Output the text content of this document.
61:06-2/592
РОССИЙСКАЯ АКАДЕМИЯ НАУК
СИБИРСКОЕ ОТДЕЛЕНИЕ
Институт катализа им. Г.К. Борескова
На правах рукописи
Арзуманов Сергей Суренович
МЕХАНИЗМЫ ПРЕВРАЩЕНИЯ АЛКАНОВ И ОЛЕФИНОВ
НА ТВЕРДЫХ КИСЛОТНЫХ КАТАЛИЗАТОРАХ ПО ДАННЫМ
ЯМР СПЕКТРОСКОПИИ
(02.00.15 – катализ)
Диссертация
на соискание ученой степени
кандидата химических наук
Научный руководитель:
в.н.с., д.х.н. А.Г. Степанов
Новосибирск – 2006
━━━━━━━━━━━━━━━━
Return the material in full, exactly as shown.

Output the text content of this document.
61:06-2/592
РОССИЙСКАЯ АКАДЕМИЯ НАУК
СИБИРСКОЕ ОТДЕЛЕНИЕ
Институт катализа им. Г.К. Борескова
На правах рукописи
Арзуманов Сергей Суренович
МЕХАНИЗМЫ ПРЕВРАЩЕНИЯ АЛКАНОВ И ОЛЕФИНОВ
НА ТВЕРДЫХ КИСЛОТНЫХ КАТАЛИЗАТОРАХ ПО ДАННЫМ
ЯМР СПЕКТРОСКОПИИ
(02.00.15 – катализ)
Диссертация
на соискание ученой степени
кандидата химических наук
Научный руководитель:
в.н.с., д.х.н. А.Г. Степанов
Новосибирск – 2006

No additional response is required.